**What you need to do:**
Emit the data below verbatim, stripping out any pictures.

[Dataset items]

####################

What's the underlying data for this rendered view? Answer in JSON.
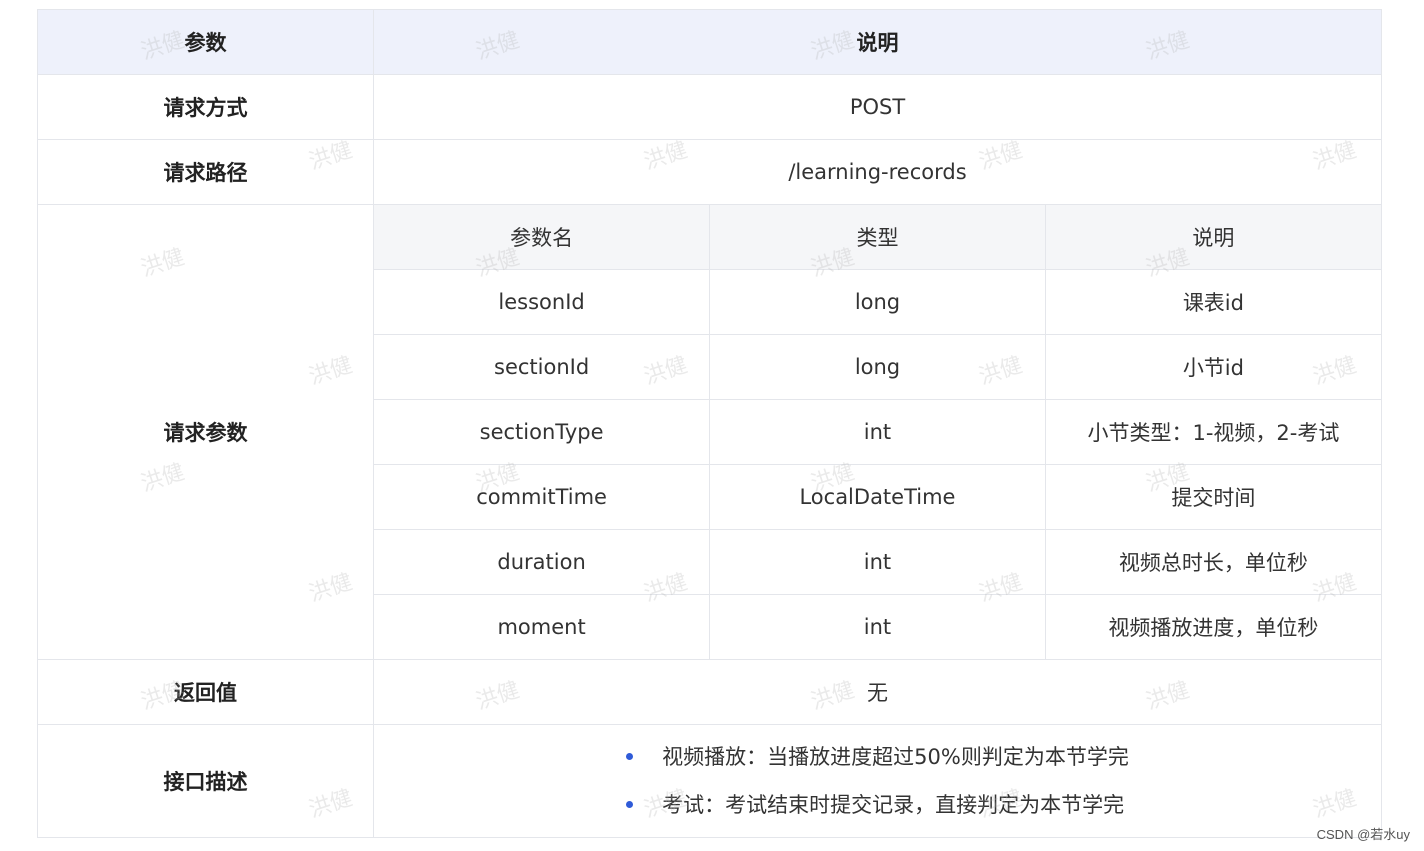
{
  "table": {
    "header": {
      "param": "参数",
      "desc": "说明"
    },
    "method": {
      "label": "请求方式",
      "value": "POST"
    },
    "path": {
      "label": "请求路径",
      "value": "/learning-records"
    },
    "params": {
      "label": "请求参数",
      "columns": [
        "参数名",
        "类型",
        "说明"
      ],
      "rows": [
        {
          "name": "lessonId",
          "type": "long",
          "desc": "课表id"
        },
        {
          "name": "sectionId",
          "type": "long",
          "desc": "小节id"
        },
        {
          "name": "sectionType",
          "type": "int",
          "desc": "小节类型：1-视频，2-考试"
        },
        {
          "name": "commitTime",
          "type": "LocalDateTime",
          "desc": "提交时间"
        },
        {
          "name": "duration",
          "type": "int",
          "desc": "视频总时长，单位秒"
        },
        {
          "name": "moment",
          "type": "int",
          "desc": "视频播放进度，单位秒"
        }
      ]
    },
    "return": {
      "label": "返回值",
      "value": "无"
    },
    "description": {
      "label": "接口描述",
      "items": [
        "视频播放：当播放进度超过50%则判定为本节学完",
        "考试：考试结束时提交记录，直接判定为本节学完"
      ]
    }
  },
  "watermark_text": "洪健",
  "footer_mark": "CSDN @若水uy",
  "colors": {
    "header_bg": "#eef1fb",
    "nested_header_bg": "#f5f6f8",
    "border": "#e4e6eb",
    "bullet": "#2f5bd8"
  }
}
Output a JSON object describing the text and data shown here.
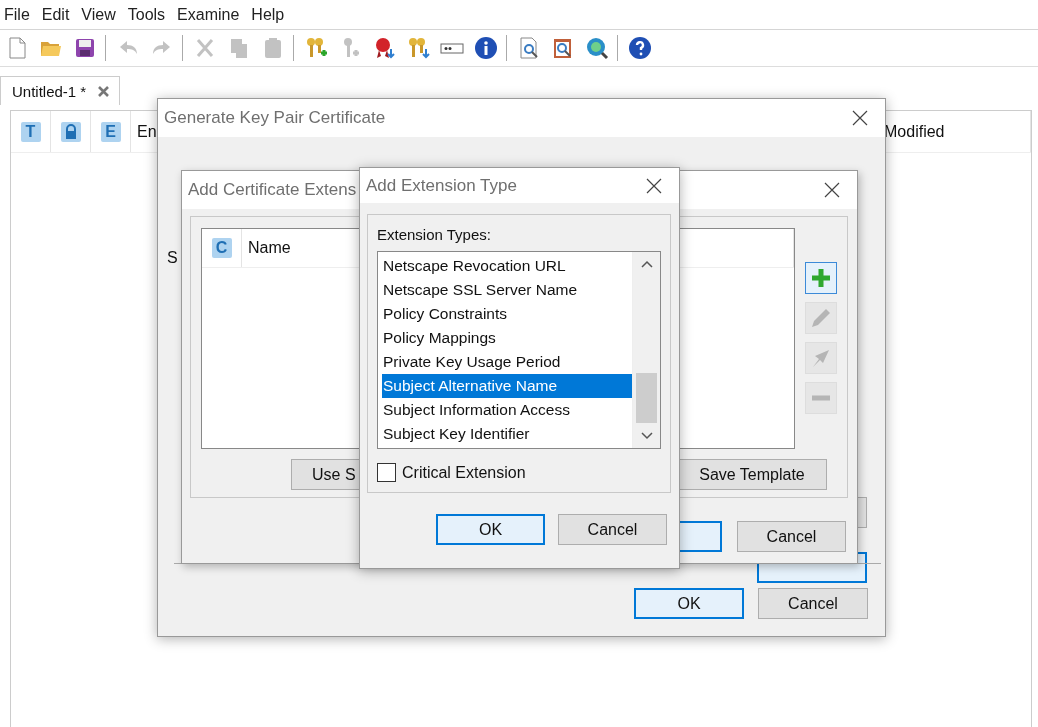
{
  "menu": [
    "File",
    "Edit",
    "View",
    "Tools",
    "Examine",
    "Help"
  ],
  "toolbar": [
    [
      {
        "kind": "new",
        "disabled": false
      },
      {
        "kind": "open",
        "disabled": false
      },
      {
        "kind": "save",
        "disabled": false
      }
    ],
    [
      {
        "kind": "undo",
        "disabled": true
      },
      {
        "kind": "redo",
        "disabled": true
      }
    ],
    [
      {
        "kind": "cut",
        "disabled": true
      },
      {
        "kind": "copy",
        "disabled": true
      },
      {
        "kind": "paste",
        "disabled": true
      }
    ],
    [
      {
        "kind": "keypair-new",
        "disabled": false
      },
      {
        "kind": "key-new",
        "disabled": true
      },
      {
        "kind": "cert-import",
        "disabled": false
      },
      {
        "kind": "keypair-import",
        "disabled": false
      },
      {
        "kind": "password",
        "disabled": false
      },
      {
        "kind": "info",
        "disabled": false
      }
    ],
    [
      {
        "kind": "examine-file",
        "disabled": false
      },
      {
        "kind": "examine-clipboard",
        "disabled": false
      },
      {
        "kind": "examine-url",
        "disabled": false
      }
    ],
    [
      {
        "kind": "help",
        "disabled": false
      }
    ]
  ],
  "tabs": [
    {
      "label": "Untitled-1 *",
      "selected": true
    }
  ],
  "table": {
    "columns": [
      {
        "kind": "badge",
        "text": "T"
      },
      {
        "kind": "lock"
      },
      {
        "kind": "badge",
        "text": "E"
      },
      {
        "kind": "text",
        "text": "En"
      },
      {
        "kind": "text",
        "text": "Modified"
      }
    ]
  },
  "generate_dialog": {
    "title": "Generate Key Pair Certificate",
    "label": "S",
    "hidden_buttons": [
      {
        "default": false
      },
      {
        "default": true
      }
    ],
    "buttons": [
      {
        "label": "OK",
        "default": true
      },
      {
        "label": "Cancel",
        "default": false
      }
    ]
  },
  "extensions_dialog": {
    "title": "Add Certificate Extens",
    "columns": [
      {
        "kind": "badge",
        "text": "C"
      },
      {
        "kind": "text",
        "text": "Name"
      }
    ],
    "actions": [
      {
        "kind": "add",
        "disabled": false
      },
      {
        "kind": "edit",
        "disabled": true
      },
      {
        "kind": "toggle",
        "disabled": true
      },
      {
        "kind": "remove",
        "disabled": true
      }
    ],
    "template_buttons": [
      "Use S",
      "Save Template"
    ],
    "buttons": [
      {
        "default": true
      },
      {
        "label": "Cancel",
        "default": false
      }
    ]
  },
  "extension_type_dialog": {
    "title": "Add Extension Type",
    "list_label": "Extension Types:",
    "items": [
      {
        "label": "Netscape Revocation URL",
        "selected": false
      },
      {
        "label": "Netscape SSL Server Name",
        "selected": false
      },
      {
        "label": "Policy Constraints",
        "selected": false
      },
      {
        "label": "Policy Mappings",
        "selected": false
      },
      {
        "label": "Private Key Usage Period",
        "selected": false
      },
      {
        "label": "Subject Alternative Name",
        "selected": true
      },
      {
        "label": "Subject Information Access",
        "selected": false
      },
      {
        "label": "Subject Key Identifier",
        "selected": false
      }
    ],
    "critical": {
      "label": "Critical Extension",
      "checked": false
    },
    "buttons": [
      {
        "label": "OK",
        "default": true
      },
      {
        "label": "Cancel",
        "default": false
      }
    ]
  }
}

####################

**Answer to the task:**
What's the underlying data for this rendered view? Answer in JSON.
{
  "table": {
    "header": {
      "param": "参数",
      "desc": "说明"
    },
    "method": {
      "label": "请求方式",
      "value": "POST"
    },
    "path": {
      "label": "请求路径",
      "value": "/learning-records"
    },
    "params": {
      "label": "请求参数",
      "columns": [
        "参数名",
        "类型",
        "说明"
      ],
      "rows": [
        {
          "name": "lessonId",
          "type": "long",
          "desc": "课表id"
        },
        {
          "name": "sectionId",
          "type": "long",
          "desc": "小节id"
        },
        {
          "name": "sectionType",
          "type": "int",
          "desc": "小节类型：1-视频，2-考试"
        },
        {
          "name": "commitTime",
          "type": "LocalDateTime",
          "desc": "提交时间"
        },
        {
          "name": "duration",
          "type": "int",
          "desc": "视频总时长，单位秒"
        },
        {
          "name": "moment",
          "type": "int",
          "desc": "视频播放进度，单位秒"
        }
      ]
    },
    "return": {
      "label": "返回值",
      "value": "无"
    },
    "description": {
      "label": "接口描述",
      "items": [
        "视频播放：当播放进度超过50%则判定为本节学完",
        "考试：考试结束时提交记录，直接判定为本节学完"
      ]
    }
  },
  "watermark_text": "洪健",
  "footer_mark": "CSDN @若水uy",
  "colors": {
    "header_bg": "#eef1fb",
    "nested_header_bg": "#f5f6f8",
    "border": "#e4e6eb",
    "bullet": "#2f5bd8"
  }
}
Output a JSON object describing the text and data shown here.
{
  "menu": [
    "File",
    "Edit",
    "View",
    "Tools",
    "Examine",
    "Help"
  ],
  "toolbar": [
    [
      {
        "kind": "new",
        "disabled": false
      },
      {
        "kind": "open",
        "disabled": false
      },
      {
        "kind": "save",
        "disabled": false
      }
    ],
    [
      {
        "kind": "undo",
        "disabled": true
      },
      {
        "kind": "redo",
        "disabled": true
      }
    ],
    [
      {
        "kind": "cut",
        "disabled": true
      },
      {
        "kind": "copy",
        "disabled": true
      },
      {
        "kind": "paste",
        "disabled": true
      }
    ],
    [
      {
        "kind": "keypair-new",
        "disabled": false
      },
      {
        "kind": "key-new",
        "disabled": true
      },
      {
        "kind": "cert-import",
        "disabled": false
      },
      {
        "kind": "keypair-import",
        "disabled": false
      },
      {
        "kind": "password",
        "disabled": false
      },
      {
        "kind": "info",
        "disabled": false
      }
    ],
    [
      {
        "kind": "examine-file",
        "disabled": false
      },
      {
        "kind": "examine-clipboard",
        "disabled": false
      },
      {
        "kind": "examine-url",
        "disabled": false
      }
    ],
    [
      {
        "kind": "help",
        "disabled": false
      }
    ]
  ],
  "tabs": [
    {
      "label": "Untitled-1 *",
      "selected": true
    }
  ],
  "table": {
    "columns": [
      {
        "kind": "badge",
        "text": "T"
      },
      {
        "kind": "lock"
      },
      {
        "kind": "badge",
        "text": "E"
      },
      {
        "kind": "text",
        "text": "En"
      },
      {
        "kind": "text",
        "text": "Modified"
      }
    ]
  },
  "generate_dialog": {
    "title": "Generate Key Pair Certificate",
    "label": "S",
    "hidden_buttons": [
      {
        "default": false
      },
      {
        "default": true
      }
    ],
    "buttons": [
      {
        "label": "OK",
        "default": true
      },
      {
        "label": "Cancel",
        "default": false
      }
    ]
  },
  "extensions_dialog": {
    "title": "Add Certificate Extens",
    "columns": [
      {
        "kind": "badge",
        "text": "C"
      },
      {
        "kind": "text",
        "text": "Name"
      }
    ],
    "actions": [
      {
        "kind": "add",
        "disabled": false
      },
      {
        "kind": "edit",
        "disabled": true
      },
      {
        "kind": "toggle",
        "disabled": true
      },
      {
        "kind": "remove",
        "disabled": true
      }
    ],
    "template_buttons": [
      "Use S",
      "Save Template"
    ],
    "buttons": [
      {
        "default": true
      },
      {
        "label": "Cancel",
        "default": false
      }
    ]
  },
  "extension_type_dialog": {
    "title": "Add Extension Type",
    "list_label": "Extension Types:",
    "items": [
      {
        "label": "Netscape Revocation URL",
        "selected": false
      },
      {
        "label": "Netscape SSL Server Name",
        "selected": false
      },
      {
        "label": "Policy Constraints",
        "selected": false
      },
      {
        "label": "Policy Mappings",
        "selected": false
      },
      {
        "label": "Private Key Usage Period",
        "selected": false
      },
      {
        "label": "Subject Alternative Name",
        "selected": true
      },
      {
        "label": "Subject Information Access",
        "selected": false
      },
      {
        "label": "Subject Key Identifier",
        "selected": false
      }
    ],
    "critical": {
      "label": "Critical Extension",
      "checked": false
    },
    "buttons": [
      {
        "label": "OK",
        "default": true
      },
      {
        "label": "Cancel",
        "default": false
      }
    ]
  }
}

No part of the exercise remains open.